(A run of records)
_____
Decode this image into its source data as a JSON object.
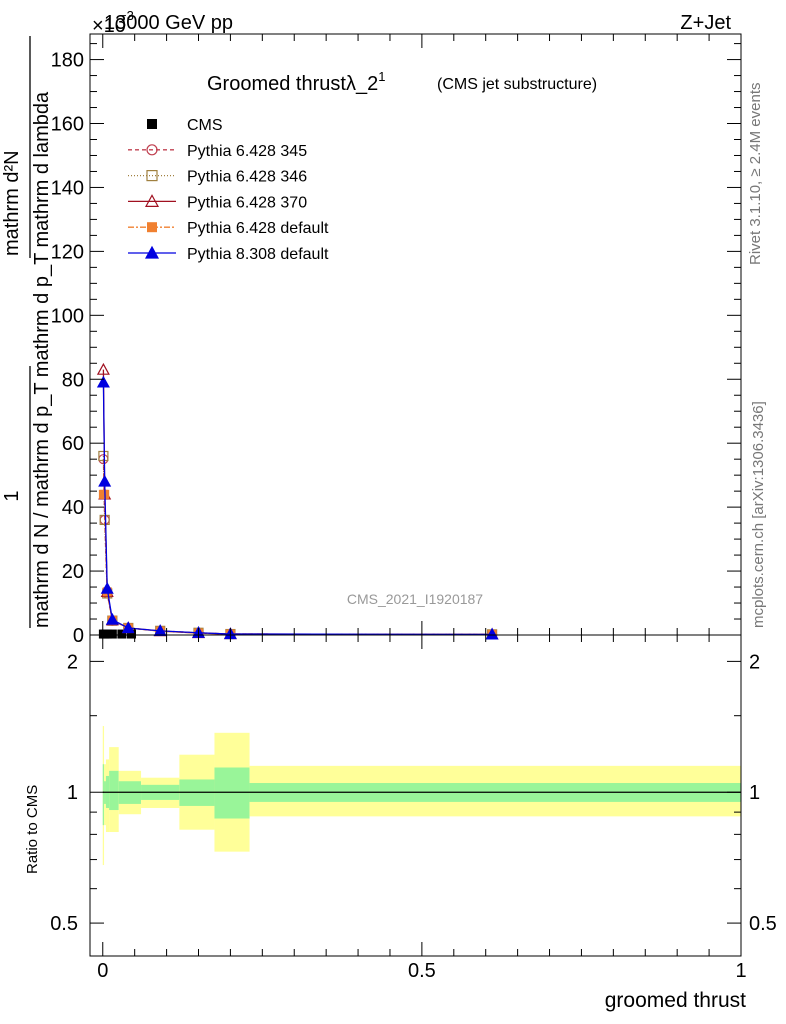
{
  "header": {
    "left_label": "13000 GeV pp",
    "exponent_label": "×10",
    "exponent_power": "−3",
    "right_label": "Z+Jet"
  },
  "side_labels": {
    "rivet": "Rivet 3.1.10, ≥ 2.4M events",
    "mcplots": "mcplots.cern.ch [arXiv:1306.3436]"
  },
  "watermark": "CMS_2021_I1920187",
  "colors": {
    "cms": "#000000",
    "p345": "#c04050",
    "p346": "#a08040",
    "p370": "#a01020",
    "pdefault": "#f08030",
    "p8": "#0000e0",
    "band_inner": "#99f599",
    "band_outer": "#ffff99"
  },
  "chart_data": [
    {
      "type": "line",
      "title": "Groomed thrust",
      "title_symbol": "λ_2",
      "title_superscript": "1",
      "title_note": "(CMS jet substructure)",
      "ylabel_num": "1",
      "ylabel_den": "mathrm d N / mathrm d p_T mathrm d p_T mathrm d lambda",
      "ylabel_num_right": "mathrm d²N",
      "ylim": [
        0,
        188
      ],
      "xlim": [
        -0.02,
        1.0
      ],
      "y_ticks": [
        "0",
        "20",
        "40",
        "60",
        "80",
        "100",
        "120",
        "140",
        "160",
        "180"
      ],
      "legend_position": "top-left",
      "series": [
        {
          "name": "CMS",
          "key": "cms",
          "marker": "square",
          "x": [
            0.001,
            0.003,
            0.007,
            0.015,
            0.03,
            0.045
          ],
          "values": [
            0.3,
            0.3,
            0.3,
            0.3,
            0.3,
            0.3
          ]
        },
        {
          "name": "Pythia 6.428 345",
          "key": "p345",
          "marker": "circle-open",
          "dash": "4,3",
          "x": [
            0.001,
            0.003,
            0.007,
            0.015,
            0.04,
            0.09,
            0.15,
            0.2,
            0.61
          ],
          "values": [
            55,
            36,
            13,
            4.5,
            2.2,
            1.3,
            0.7,
            0.3,
            0.2
          ]
        },
        {
          "name": "Pythia 6.428 346",
          "key": "p346",
          "marker": "square-open",
          "dash": "1,2",
          "x": [
            0.001,
            0.003,
            0.007,
            0.015,
            0.04,
            0.09,
            0.15,
            0.2,
            0.61
          ],
          "values": [
            56,
            36,
            13,
            4.5,
            2.2,
            1.3,
            0.7,
            0.3,
            0.2
          ]
        },
        {
          "name": "Pythia 6.428 370",
          "key": "p370",
          "marker": "triangle-open",
          "dash": "",
          "x": [
            0.001,
            0.003,
            0.007,
            0.015,
            0.04,
            0.09,
            0.15,
            0.2,
            0.61
          ],
          "values": [
            83,
            44,
            13.5,
            4.6,
            2.2,
            1.2,
            0.6,
            0.3,
            0.2
          ]
        },
        {
          "name": "Pythia 6.428 default",
          "key": "pdefault",
          "marker": "square-filled",
          "dash": "6,2,2,2",
          "x": [
            0.001,
            0.003,
            0.007,
            0.015,
            0.04,
            0.09,
            0.15,
            0.2,
            0.61
          ],
          "values": [
            44,
            44,
            13.5,
            4.6,
            2.2,
            1.2,
            0.6,
            0.3,
            0.2
          ]
        },
        {
          "name": "Pythia 8.308 default",
          "key": "p8",
          "marker": "triangle-filled",
          "dash": "",
          "x": [
            0.001,
            0.003,
            0.007,
            0.015,
            0.04,
            0.09,
            0.15,
            0.2,
            0.61
          ],
          "values": [
            79,
            48,
            14.5,
            4.8,
            2.2,
            1.3,
            0.7,
            0.3,
            0.2
          ]
        }
      ]
    },
    {
      "type": "area",
      "ylabel": "Ratio to CMS",
      "xlabel": "groomed thrust",
      "ylim": [
        0.42,
        2.3
      ],
      "y_scale": "log",
      "xlim": [
        -0.02,
        1.0
      ],
      "y_ticks": [
        "0.5",
        "1",
        "2"
      ],
      "x_ticks": [
        "0",
        "0.5",
        "1"
      ],
      "reference_line": 1,
      "bins": [
        {
          "lo": 0.0,
          "hi": 0.002,
          "inner": [
            0.84,
            1.16
          ],
          "outer": [
            0.68,
            1.42
          ]
        },
        {
          "lo": 0.002,
          "hi": 0.005,
          "inner": [
            0.94,
            1.06
          ],
          "outer": [
            0.84,
            1.16
          ]
        },
        {
          "lo": 0.005,
          "hi": 0.01,
          "inner": [
            0.92,
            1.09
          ],
          "outer": [
            0.81,
            1.19
          ]
        },
        {
          "lo": 0.01,
          "hi": 0.025,
          "inner": [
            0.91,
            1.12
          ],
          "outer": [
            0.81,
            1.27
          ]
        },
        {
          "lo": 0.025,
          "hi": 0.06,
          "inner": [
            0.94,
            1.06
          ],
          "outer": [
            0.89,
            1.12
          ]
        },
        {
          "lo": 0.06,
          "hi": 0.12,
          "inner": [
            0.96,
            1.04
          ],
          "outer": [
            0.92,
            1.08
          ]
        },
        {
          "lo": 0.12,
          "hi": 0.175,
          "inner": [
            0.93,
            1.07
          ],
          "outer": [
            0.82,
            1.22
          ]
        },
        {
          "lo": 0.175,
          "hi": 0.23,
          "inner": [
            0.87,
            1.14
          ],
          "outer": [
            0.73,
            1.37
          ]
        },
        {
          "lo": 0.23,
          "hi": 1.0,
          "inner": [
            0.95,
            1.05
          ],
          "outer": [
            0.88,
            1.15
          ]
        }
      ]
    }
  ]
}
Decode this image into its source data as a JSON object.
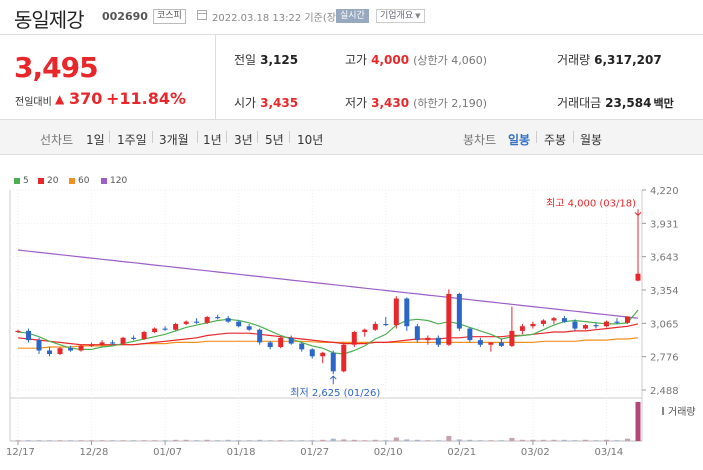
{
  "header": {
    "stock_name": "동일제강",
    "stock_code": "002690",
    "market": "코스피",
    "datetime": "2022.03.18 13:22 기준(장중)",
    "realtime_label": "실시간",
    "company_label": "기업개요"
  },
  "price": {
    "current": "3,495",
    "change_label": "전일대비",
    "change_value": "370",
    "change_pct": "+11.84%"
  },
  "stats": {
    "prev_label": "전일",
    "prev_value": "3,125",
    "high_label": "고가",
    "high_value": "4,000",
    "high_sub": "(상한가 4,060)",
    "volume_label": "거래량",
    "volume_value": "6,317,207",
    "open_label": "시가",
    "open_value": "3,435",
    "low_label": "저가",
    "low_value": "3,430",
    "low_sub": "(하한가 2,190)",
    "amount_label": "거래대금",
    "amount_value": "23,584",
    "amount_unit": "백만"
  },
  "period_bar": {
    "line_chart_label": "선차트",
    "periods": [
      "1일",
      "1주일",
      "3개월",
      "1년",
      "3년",
      "5년",
      "10년"
    ],
    "candle_label": "봉차트",
    "candle_periods": [
      "일봉",
      "주봉",
      "월봉"
    ],
    "active_candle": "일봉"
  },
  "legend": [
    {
      "label": "5",
      "color": "#4caf50"
    },
    {
      "label": "20",
      "color": "#e8272b"
    },
    {
      "label": "60",
      "color": "#f0901e"
    },
    {
      "label": "120",
      "color": "#9c5ec8"
    }
  ],
  "colors": {
    "up": "#e8272b",
    "down": "#2c66c9",
    "accent": "#3271c4"
  },
  "chart_data": {
    "type": "candlestick",
    "y_ticks": [
      "4,220",
      "3,931",
      "3,643",
      "3,354",
      "3,065",
      "2,776",
      "2,488"
    ],
    "ylim": [
      2488,
      4220
    ],
    "x_ticks": [
      "12/17",
      "12/28",
      "01/07",
      "01/18",
      "01/27",
      "02/10",
      "02/21",
      "03/02",
      "03/14"
    ],
    "high_annotation": "최고 4,000 (03/18)",
    "low_annotation": "최저 2,625 (01/26)",
    "volume_label": "거래량",
    "candles": [
      [
        2990,
        3010,
        2980,
        3000
      ],
      [
        3000,
        3020,
        2900,
        2920
      ],
      [
        2920,
        2940,
        2800,
        2830
      ],
      [
        2830,
        2860,
        2780,
        2800
      ],
      [
        2800,
        2860,
        2790,
        2850
      ],
      [
        2850,
        2870,
        2820,
        2830
      ],
      [
        2830,
        2880,
        2820,
        2870
      ],
      [
        2870,
        2900,
        2860,
        2880
      ],
      [
        2880,
        2920,
        2870,
        2900
      ],
      [
        2900,
        2920,
        2880,
        2890
      ],
      [
        2890,
        2950,
        2880,
        2940
      ],
      [
        2940,
        2960,
        2920,
        2930
      ],
      [
        2930,
        3000,
        2920,
        2990
      ],
      [
        2990,
        3030,
        2980,
        3020
      ],
      [
        3020,
        3040,
        3000,
        3010
      ],
      [
        3010,
        3070,
        3000,
        3060
      ],
      [
        3060,
        3090,
        3050,
        3080
      ],
      [
        3080,
        3110,
        3060,
        3070
      ],
      [
        3070,
        3130,
        3060,
        3120
      ],
      [
        3120,
        3140,
        3100,
        3110
      ],
      [
        3110,
        3130,
        3070,
        3080
      ],
      [
        3080,
        3090,
        3030,
        3040
      ],
      [
        3040,
        3060,
        3000,
        3010
      ],
      [
        3010,
        3020,
        2880,
        2900
      ],
      [
        2900,
        2910,
        2840,
        2860
      ],
      [
        2860,
        2950,
        2850,
        2940
      ],
      [
        2940,
        2960,
        2880,
        2890
      ],
      [
        2890,
        2900,
        2820,
        2840
      ],
      [
        2840,
        2850,
        2760,
        2780
      ],
      [
        2780,
        2820,
        2720,
        2810
      ],
      [
        2810,
        2830,
        2625,
        2650
      ],
      [
        2650,
        2900,
        2640,
        2880
      ],
      [
        2880,
        3000,
        2860,
        2990
      ],
      [
        2990,
        3020,
        2950,
        3010
      ],
      [
        3010,
        3080,
        3000,
        3060
      ],
      [
        3060,
        3120,
        3040,
        3050
      ],
      [
        3050,
        3300,
        3020,
        3280
      ],
      [
        3280,
        3290,
        3000,
        3040
      ],
      [
        3040,
        3060,
        2900,
        2920
      ],
      [
        2920,
        2960,
        2880,
        2940
      ],
      [
        2940,
        2960,
        2860,
        2880
      ],
      [
        2880,
        3360,
        2870,
        3320
      ],
      [
        3320,
        3330,
        3000,
        3020
      ],
      [
        3020,
        3030,
        2900,
        2920
      ],
      [
        2920,
        2940,
        2860,
        2880
      ],
      [
        2880,
        2900,
        2820,
        2900
      ],
      [
        2900,
        2930,
        2860,
        2870
      ],
      [
        2870,
        3210,
        2860,
        3000
      ],
      [
        3000,
        3060,
        2970,
        3040
      ],
      [
        3040,
        3080,
        3020,
        3060
      ],
      [
        3060,
        3100,
        3040,
        3090
      ],
      [
        3090,
        3120,
        3060,
        3110
      ],
      [
        3110,
        3130,
        3070,
        3080
      ],
      [
        3080,
        3100,
        3000,
        3020
      ],
      [
        3020,
        3060,
        3010,
        3050
      ],
      [
        3050,
        3070,
        3020,
        3040
      ],
      [
        3040,
        3090,
        3030,
        3080
      ],
      [
        3080,
        3110,
        3060,
        3070
      ],
      [
        3070,
        3125,
        3060,
        3125
      ],
      [
        3435,
        4000,
        3430,
        3495
      ]
    ],
    "ma5": [
      2990,
      2980,
      2950,
      2910,
      2880,
      2850,
      2840,
      2840,
      2860,
      2870,
      2890,
      2910,
      2930,
      2950,
      2970,
      3000,
      3030,
      3050,
      3070,
      3090,
      3100,
      3090,
      3070,
      3040,
      3000,
      2960,
      2930,
      2900,
      2870,
      2850,
      2810,
      2800,
      2830,
      2870,
      2930,
      2970,
      3050,
      3090,
      3100,
      3090,
      3060,
      3080,
      3060,
      3030,
      3000,
      2970,
      2930,
      2950,
      2960,
      2970,
      3010,
      3050,
      3080,
      3090,
      3080,
      3070,
      3060,
      3060,
      3070,
      3180
    ],
    "ma20": [
      2940,
      2930,
      2920,
      2910,
      2900,
      2890,
      2880,
      2880,
      2880,
      2880,
      2880,
      2880,
      2890,
      2900,
      2910,
      2920,
      2930,
      2940,
      2960,
      2970,
      2980,
      2980,
      2980,
      2970,
      2960,
      2950,
      2940,
      2930,
      2920,
      2910,
      2900,
      2890,
      2890,
      2890,
      2900,
      2900,
      2910,
      2920,
      2930,
      2930,
      2930,
      2940,
      2940,
      2950,
      2950,
      2950,
      2950,
      2960,
      2960,
      2970,
      2980,
      2990,
      2990,
      3000,
      3000,
      3010,
      3020,
      3030,
      3040,
      3060
    ],
    "ma60": [
      2850,
      2850,
      2850,
      2860,
      2860,
      2860,
      2870,
      2870,
      2870,
      2880,
      2880,
      2880,
      2890,
      2890,
      2890,
      2900,
      2900,
      2900,
      2910,
      2910,
      2910,
      2910,
      2910,
      2910,
      2910,
      2910,
      2910,
      2910,
      2905,
      2900,
      2900,
      2900,
      2900,
      2900,
      2900,
      2900,
      2900,
      2900,
      2900,
      2900,
      2900,
      2900,
      2900,
      2900,
      2900,
      2900,
      2900,
      2900,
      2900,
      2900,
      2910,
      2910,
      2910,
      2910,
      2920,
      2920,
      2920,
      2930,
      2930,
      2940
    ],
    "ma120": [
      3700,
      3690,
      3680,
      3670,
      3660,
      3650,
      3640,
      3630,
      3620,
      3610,
      3600,
      3590,
      3580,
      3570,
      3560,
      3550,
      3540,
      3530,
      3520,
      3510,
      3500,
      3490,
      3480,
      3470,
      3460,
      3450,
      3440,
      3430,
      3420,
      3410,
      3400,
      3390,
      3380,
      3370,
      3360,
      3350,
      3340,
      3330,
      3320,
      3310,
      3300,
      3290,
      3280,
      3270,
      3260,
      3250,
      3240,
      3230,
      3220,
      3210,
      3200,
      3190,
      3180,
      3170,
      3160,
      3150,
      3140,
      3130,
      3120,
      3110
    ],
    "volume": [
      0.02,
      0.02,
      0.02,
      0.02,
      0.02,
      0.02,
      0.02,
      0.02,
      0.02,
      0.02,
      0.02,
      0.02,
      0.02,
      0.02,
      0.02,
      0.03,
      0.03,
      0.02,
      0.03,
      0.02,
      0.03,
      0.02,
      0.02,
      0.03,
      0.02,
      0.02,
      0.02,
      0.02,
      0.02,
      0.03,
      0.06,
      0.04,
      0.03,
      0.02,
      0.03,
      0.02,
      0.09,
      0.04,
      0.03,
      0.02,
      0.02,
      0.13,
      0.04,
      0.03,
      0.02,
      0.02,
      0.02,
      0.08,
      0.03,
      0.03,
      0.03,
      0.03,
      0.03,
      0.02,
      0.03,
      0.02,
      0.03,
      0.02,
      0.06,
      1.0
    ]
  }
}
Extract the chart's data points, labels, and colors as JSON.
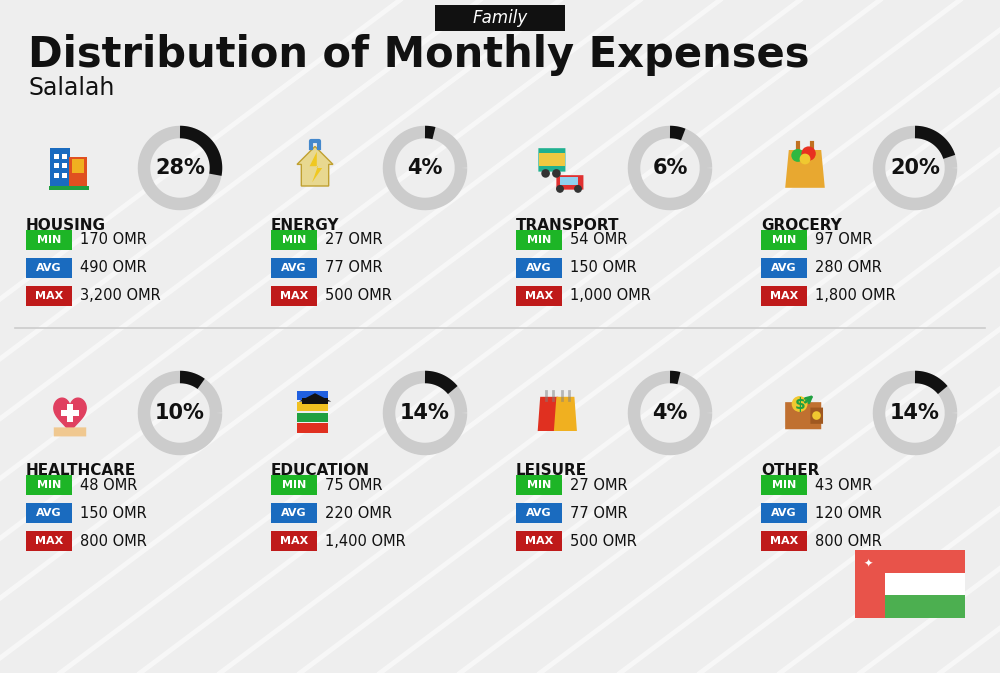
{
  "title": "Distribution of Monthly Expenses",
  "subtitle": "Salalah",
  "family_label": "Family",
  "bg_color": "#eeeeee",
  "categories": [
    {
      "name": "HOUSING",
      "pct": 28,
      "min_val": "170 OMR",
      "avg_val": "490 OMR",
      "max_val": "3,200 OMR",
      "col": 0,
      "row": 0
    },
    {
      "name": "ENERGY",
      "pct": 4,
      "min_val": "27 OMR",
      "avg_val": "77 OMR",
      "max_val": "500 OMR",
      "col": 1,
      "row": 0
    },
    {
      "name": "TRANSPORT",
      "pct": 6,
      "min_val": "54 OMR",
      "avg_val": "150 OMR",
      "max_val": "1,000 OMR",
      "col": 2,
      "row": 0
    },
    {
      "name": "GROCERY",
      "pct": 20,
      "min_val": "97 OMR",
      "avg_val": "280 OMR",
      "max_val": "1,800 OMR",
      "col": 3,
      "row": 0
    },
    {
      "name": "HEALTHCARE",
      "pct": 10,
      "min_val": "48 OMR",
      "avg_val": "150 OMR",
      "max_val": "800 OMR",
      "col": 0,
      "row": 1
    },
    {
      "name": "EDUCATION",
      "pct": 14,
      "min_val": "75 OMR",
      "avg_val": "220 OMR",
      "max_val": "1,400 OMR",
      "col": 1,
      "row": 1
    },
    {
      "name": "LEISURE",
      "pct": 4,
      "min_val": "27 OMR",
      "avg_val": "77 OMR",
      "max_val": "500 OMR",
      "col": 2,
      "row": 1
    },
    {
      "name": "OTHER",
      "pct": 14,
      "min_val": "43 OMR",
      "avg_val": "120 OMR",
      "max_val": "800 OMR",
      "col": 3,
      "row": 1
    }
  ],
  "color_min": "#1db526",
  "color_avg": "#1a6bbf",
  "color_max": "#bf1a1a",
  "color_ring_filled": "#111111",
  "color_ring_empty": "#cccccc",
  "oman_flag_red": "#e8534a",
  "oman_flag_green": "#4caf50",
  "oman_flag_white": "#ffffff",
  "icon_colors": {
    "HOUSING": [
      "#1a6bbf",
      "#e05020",
      "#f0b020"
    ],
    "ENERGY": [
      "#40b8d0",
      "#e8c840",
      "#888888"
    ],
    "TRANSPORT": [
      "#20a060",
      "#e03030",
      "#f0c030"
    ],
    "GROCERY": [
      "#e8a030",
      "#20a040",
      "#e05030"
    ],
    "HEALTHCARE": [
      "#e05060",
      "#ffffff",
      "#20a0c0"
    ],
    "EDUCATION": [
      "#202080",
      "#e05020",
      "#20a040"
    ],
    "LEISURE": [
      "#e05030",
      "#f0b020",
      "#8030a0"
    ],
    "OTHER": [
      "#c07830",
      "#20a040",
      "#404040"
    ]
  }
}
_____
### [Requirements]
In the entries above, find every line with the word "thrust" and list it.

### [Solution]
      "title": "Groomed thrust",
      "xlabel": "groomed thrust",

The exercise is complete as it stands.